## Short exercise
Produce a verbatim copy of the entries listed below.

Dataset records
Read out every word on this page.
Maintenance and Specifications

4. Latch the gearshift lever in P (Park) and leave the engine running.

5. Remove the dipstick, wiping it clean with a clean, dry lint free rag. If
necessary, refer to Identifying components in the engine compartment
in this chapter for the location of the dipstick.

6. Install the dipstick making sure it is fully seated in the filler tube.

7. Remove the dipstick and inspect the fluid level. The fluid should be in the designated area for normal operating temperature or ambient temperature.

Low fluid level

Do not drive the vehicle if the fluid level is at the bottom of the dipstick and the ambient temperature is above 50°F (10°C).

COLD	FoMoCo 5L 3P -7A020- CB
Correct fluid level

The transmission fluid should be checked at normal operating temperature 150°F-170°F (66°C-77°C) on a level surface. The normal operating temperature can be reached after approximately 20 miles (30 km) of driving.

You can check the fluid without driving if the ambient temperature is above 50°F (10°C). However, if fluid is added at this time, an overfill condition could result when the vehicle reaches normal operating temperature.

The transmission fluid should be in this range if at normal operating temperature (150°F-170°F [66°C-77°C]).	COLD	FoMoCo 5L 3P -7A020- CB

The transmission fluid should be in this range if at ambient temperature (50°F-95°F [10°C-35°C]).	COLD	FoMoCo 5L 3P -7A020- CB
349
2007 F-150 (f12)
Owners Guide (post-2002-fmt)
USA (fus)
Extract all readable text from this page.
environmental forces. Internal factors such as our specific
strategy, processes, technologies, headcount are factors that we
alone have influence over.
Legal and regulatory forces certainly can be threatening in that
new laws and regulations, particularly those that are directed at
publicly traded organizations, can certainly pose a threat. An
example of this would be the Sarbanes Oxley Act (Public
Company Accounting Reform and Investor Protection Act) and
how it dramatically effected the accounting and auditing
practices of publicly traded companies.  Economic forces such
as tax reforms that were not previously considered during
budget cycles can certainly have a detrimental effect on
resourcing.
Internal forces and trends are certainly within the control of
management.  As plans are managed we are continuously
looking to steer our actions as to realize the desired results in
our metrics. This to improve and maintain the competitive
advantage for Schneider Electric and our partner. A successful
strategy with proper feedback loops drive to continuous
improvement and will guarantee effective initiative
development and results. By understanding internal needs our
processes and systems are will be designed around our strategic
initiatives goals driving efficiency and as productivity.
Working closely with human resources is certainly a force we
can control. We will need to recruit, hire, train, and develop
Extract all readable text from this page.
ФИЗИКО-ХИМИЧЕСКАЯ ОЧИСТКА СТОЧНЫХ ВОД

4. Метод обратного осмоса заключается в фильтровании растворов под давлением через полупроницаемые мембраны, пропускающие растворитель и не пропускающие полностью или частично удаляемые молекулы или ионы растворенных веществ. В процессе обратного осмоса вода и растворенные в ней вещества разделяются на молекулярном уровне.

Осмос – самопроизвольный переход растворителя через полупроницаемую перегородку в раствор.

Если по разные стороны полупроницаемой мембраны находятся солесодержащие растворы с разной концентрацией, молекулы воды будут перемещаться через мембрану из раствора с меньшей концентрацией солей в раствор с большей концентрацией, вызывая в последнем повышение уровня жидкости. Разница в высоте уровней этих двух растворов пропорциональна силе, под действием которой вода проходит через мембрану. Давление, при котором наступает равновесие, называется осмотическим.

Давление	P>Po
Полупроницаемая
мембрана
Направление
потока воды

## Answer in full
Read out every word on this page.
Maintenance and Specifications

4. Latch the gearshift lever in P (Park) and leave the engine running.

5. Remove the dipstick, wiping it clean with a clean, dry lint free rag. If
necessary, refer to Identifying components in the engine compartment
in this chapter for the location of the dipstick.

6. Install the dipstick making sure it is fully seated in the filler tube.

7. Remove the dipstick and inspect the fluid level. The fluid should be in the designated area for normal operating temperature or ambient temperature.

Low fluid level

Do not drive the vehicle if the fluid level is at the bottom of the dipstick and the ambient temperature is above 50°F (10°C).

COLD	FoMoCo 5L 3P -7A020- CB
Correct fluid level

The transmission fluid should be checked at normal operating temperature 150°F-170°F (66°C-77°C) on a level surface. The normal operating temperature can be reached after approximately 20 miles (30 km) of driving.

You can check the fluid without driving if the ambient temperature is above 50°F (10°C). However, if fluid is added at this time, an overfill condition could result when the vehicle reaches normal operating temperature.

The transmission fluid should be in this range if at normal operating temperature (150°F-170°F [66°C-77°C]).	COLD	FoMoCo 5L 3P -7A020- CB

The transmission fluid should be in this range if at ambient temperature (50°F-95°F [10°C-35°C]).	COLD	FoMoCo 5L 3P -7A020- CB
349
2007 F-150 (f12)
Owners Guide (post-2002-fmt)
USA (fus)
Extract all readable text from this page.
environmental forces. Internal factors such as our specific
strategy, processes, technologies, headcount are factors that we
alone have influence over.
Legal and regulatory forces certainly can be threatening in that
new laws and regulations, particularly those that are directed at
publicly traded organizations, can certainly pose a threat. An
example of this would be the Sarbanes Oxley Act (Public
Company Accounting Reform and Investor Protection Act) and
how it dramatically effected the accounting and auditing
practices of publicly traded companies.  Economic forces such
as tax reforms that were not previously considered during
budget cycles can certainly have a detrimental effect on
resourcing.
Internal forces and trends are certainly within the control of
management.  As plans are managed we are continuously
looking to steer our actions as to realize the desired results in
our metrics. This to improve and maintain the competitive
advantage for Schneider Electric and our partner. A successful
strategy with proper feedback loops drive to continuous
improvement and will guarantee effective initiative
development and results. By understanding internal needs our
processes and systems are will be designed around our strategic
initiatives goals driving efficiency and as productivity.
Working closely with human resources is certainly a force we
can control. We will need to recruit, hire, train, and develop
Extract all readable text from this page.
ФИЗИКО-ХИМИЧЕСКАЯ ОЧИСТКА СТОЧНЫХ ВОД

4. Метод обратного осмоса заключается в фильтровании растворов под давлением через полупроницаемые мембраны, пропускающие растворитель и не пропускающие полностью или частично удаляемые молекулы или ионы растворенных веществ. В процессе обратного осмоса вода и растворенные в ней вещества разделяются на молекулярном уровне.

Осмос – самопроизвольный переход растворителя через полупроницаемую перегородку в раствор.

Если по разные стороны полупроницаемой мембраны находятся солесодержащие растворы с разной концентрацией, молекулы воды будут перемещаться через мембрану из раствора с меньшей концентрацией солей в раствор с большей концентрацией, вызывая в последнем повышение уровня жидкости. Разница в высоте уровней этих двух растворов пропорциональна силе, под действием которой вода проходит через мембрану. Давление, при котором наступает равновесие, называется осмотическим.

Давление	P>Po
Полупроницаемая
мембрана
Направление
потока воды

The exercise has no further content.